→ **Do this**: Exclude the pictures and return every line exactly as written.

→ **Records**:
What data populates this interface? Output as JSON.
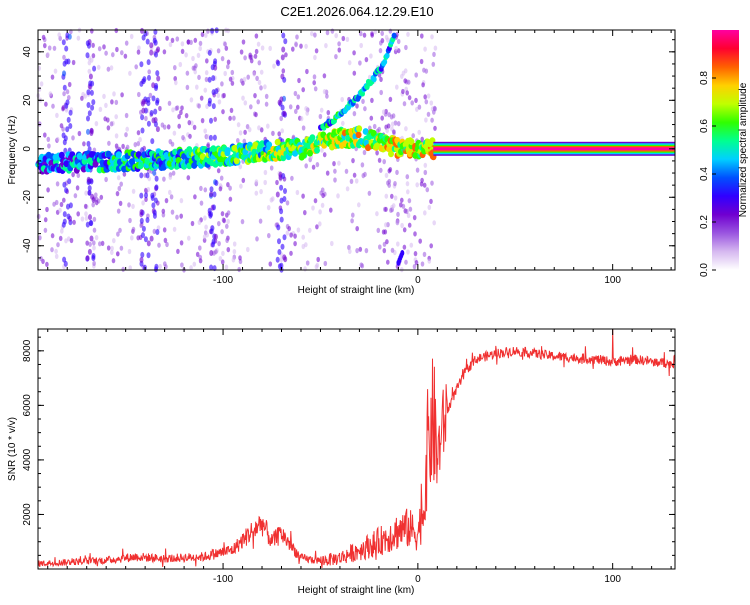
{
  "title": "C2E1.2026.064.12.29.E10",
  "colors": {
    "snr_line": "#f03030",
    "background": "#ffffff",
    "colormap": [
      "#ffffff",
      "#d6b8f0",
      "#9a55e0",
      "#7000d0",
      "#3000ff",
      "#0050ff",
      "#00d0ff",
      "#00ff90",
      "#30ff00",
      "#c0ff00",
      "#ffd000",
      "#ff6000",
      "#ff0030",
      "#ff00a0"
    ]
  },
  "chart_data": [
    {
      "type": "heatmap",
      "title": "",
      "xlabel": "Height of straight line (km)",
      "ylabel": "Frequency (Hz)",
      "xlim": [
        -195,
        132
      ],
      "ylim": [
        -50,
        49
      ],
      "xticks": [
        -100,
        0,
        100
      ],
      "xtick_labels": [
        "-100",
        "0",
        "100"
      ],
      "yticks": [
        -40,
        -20,
        0,
        20,
        40
      ],
      "ytick_labels": [
        "-40",
        "-20",
        "0",
        "20",
        "40"
      ],
      "colorbar": {
        "label": "Normalized spectral amplitude",
        "range": [
          0,
          1
        ],
        "ticks": [
          0.0,
          0.2,
          0.4,
          0.6,
          0.8
        ],
        "tick_labels": [
          "0.0",
          "0.2",
          "0.4",
          "0.6",
          "0.8"
        ]
      },
      "features": {
        "main_ridge": {
          "x": [
            -195,
            -150,
            -100,
            -80,
            -60,
            -45,
            -30,
            -15,
            -5,
            10,
            132
          ],
          "y": [
            -6,
            -5,
            -3,
            -1,
            0,
            4,
            5,
            1,
            0,
            0,
            0
          ]
        },
        "diverging_branch": {
          "x": [
            -50,
            -40,
            -30,
            -20,
            -15,
            -12
          ],
          "y": [
            8,
            14,
            22,
            32,
            40,
            47
          ]
        },
        "low_fragment": {
          "x": [
            -10,
            -8
          ],
          "y": [
            -47,
            -43
          ]
        }
      }
    },
    {
      "type": "line",
      "title": "",
      "xlabel": "Height of straight line (km)",
      "ylabel": "SNR (10 * v/v)",
      "xlim": [
        -195,
        132
      ],
      "ylim": [
        0,
        8800
      ],
      "xticks": [
        -100,
        0,
        100
      ],
      "xtick_labels": [
        "-100",
        "0",
        "100"
      ],
      "yticks": [
        2000,
        4000,
        6000,
        8000
      ],
      "ytick_labels": [
        "2000",
        "4000",
        "6000",
        "8000"
      ],
      "series": [
        {
          "name": "SNR",
          "x": [
            -195,
            -180,
            -160,
            -145,
            -130,
            -110,
            -95,
            -85,
            -80,
            -75,
            -70,
            -60,
            -50,
            -40,
            -30,
            -20,
            -10,
            -5,
            0,
            3,
            5,
            8,
            10,
            12,
            15,
            20,
            25,
            30,
            40,
            50,
            70,
            90,
            100,
            110,
            132
          ],
          "y": [
            200,
            250,
            320,
            450,
            380,
            450,
            700,
            1400,
            1700,
            1000,
            1300,
            400,
            300,
            400,
            700,
            1000,
            1400,
            1500,
            1300,
            2200,
            4500,
            5500,
            4000,
            5000,
            5800,
            6600,
            7300,
            7700,
            7900,
            8000,
            7800,
            7700,
            7600,
            7700,
            7500
          ]
        }
      ]
    }
  ]
}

→ **Exercise response**:
What data populates this interface? Output as JSON.
{
  "title": "C2E1.2026.064.12.29.E10",
  "colors": {
    "snr_line": "#f03030",
    "background": "#ffffff",
    "colormap": [
      "#ffffff",
      "#d6b8f0",
      "#9a55e0",
      "#7000d0",
      "#3000ff",
      "#0050ff",
      "#00d0ff",
      "#00ff90",
      "#30ff00",
      "#c0ff00",
      "#ffd000",
      "#ff6000",
      "#ff0030",
      "#ff00a0"
    ]
  },
  "chart_data": [
    {
      "type": "heatmap",
      "title": "",
      "xlabel": "Height of straight line (km)",
      "ylabel": "Frequency (Hz)",
      "xlim": [
        -195,
        132
      ],
      "ylim": [
        -50,
        49
      ],
      "xticks": [
        -100,
        0,
        100
      ],
      "xtick_labels": [
        "-100",
        "0",
        "100"
      ],
      "yticks": [
        -40,
        -20,
        0,
        20,
        40
      ],
      "ytick_labels": [
        "-40",
        "-20",
        "0",
        "20",
        "40"
      ],
      "colorbar": {
        "label": "Normalized spectral amplitude",
        "range": [
          0,
          1
        ],
        "ticks": [
          0.0,
          0.2,
          0.4,
          0.6,
          0.8
        ],
        "tick_labels": [
          "0.0",
          "0.2",
          "0.4",
          "0.6",
          "0.8"
        ]
      },
      "features": {
        "main_ridge": {
          "x": [
            -195,
            -150,
            -100,
            -80,
            -60,
            -45,
            -30,
            -15,
            -5,
            10,
            132
          ],
          "y": [
            -6,
            -5,
            -3,
            -1,
            0,
            4,
            5,
            1,
            0,
            0,
            0
          ]
        },
        "diverging_branch": {
          "x": [
            -50,
            -40,
            -30,
            -20,
            -15,
            -12
          ],
          "y": [
            8,
            14,
            22,
            32,
            40,
            47
          ]
        },
        "low_fragment": {
          "x": [
            -10,
            -8
          ],
          "y": [
            -47,
            -43
          ]
        }
      }
    },
    {
      "type": "line",
      "title": "",
      "xlabel": "Height of straight line (km)",
      "ylabel": "SNR (10 * v/v)",
      "xlim": [
        -195,
        132
      ],
      "ylim": [
        0,
        8800
      ],
      "xticks": [
        -100,
        0,
        100
      ],
      "xtick_labels": [
        "-100",
        "0",
        "100"
      ],
      "yticks": [
        2000,
        4000,
        6000,
        8000
      ],
      "ytick_labels": [
        "2000",
        "4000",
        "6000",
        "8000"
      ],
      "series": [
        {
          "name": "SNR",
          "x": [
            -195,
            -180,
            -160,
            -145,
            -130,
            -110,
            -95,
            -85,
            -80,
            -75,
            -70,
            -60,
            -50,
            -40,
            -30,
            -20,
            -10,
            -5,
            0,
            3,
            5,
            8,
            10,
            12,
            15,
            20,
            25,
            30,
            40,
            50,
            70,
            90,
            100,
            110,
            132
          ],
          "y": [
            200,
            250,
            320,
            450,
            380,
            450,
            700,
            1400,
            1700,
            1000,
            1300,
            400,
            300,
            400,
            700,
            1000,
            1400,
            1500,
            1300,
            2200,
            4500,
            5500,
            4000,
            5000,
            5800,
            6600,
            7300,
            7700,
            7900,
            8000,
            7800,
            7700,
            7600,
            7700,
            7500
          ]
        }
      ]
    }
  ]
}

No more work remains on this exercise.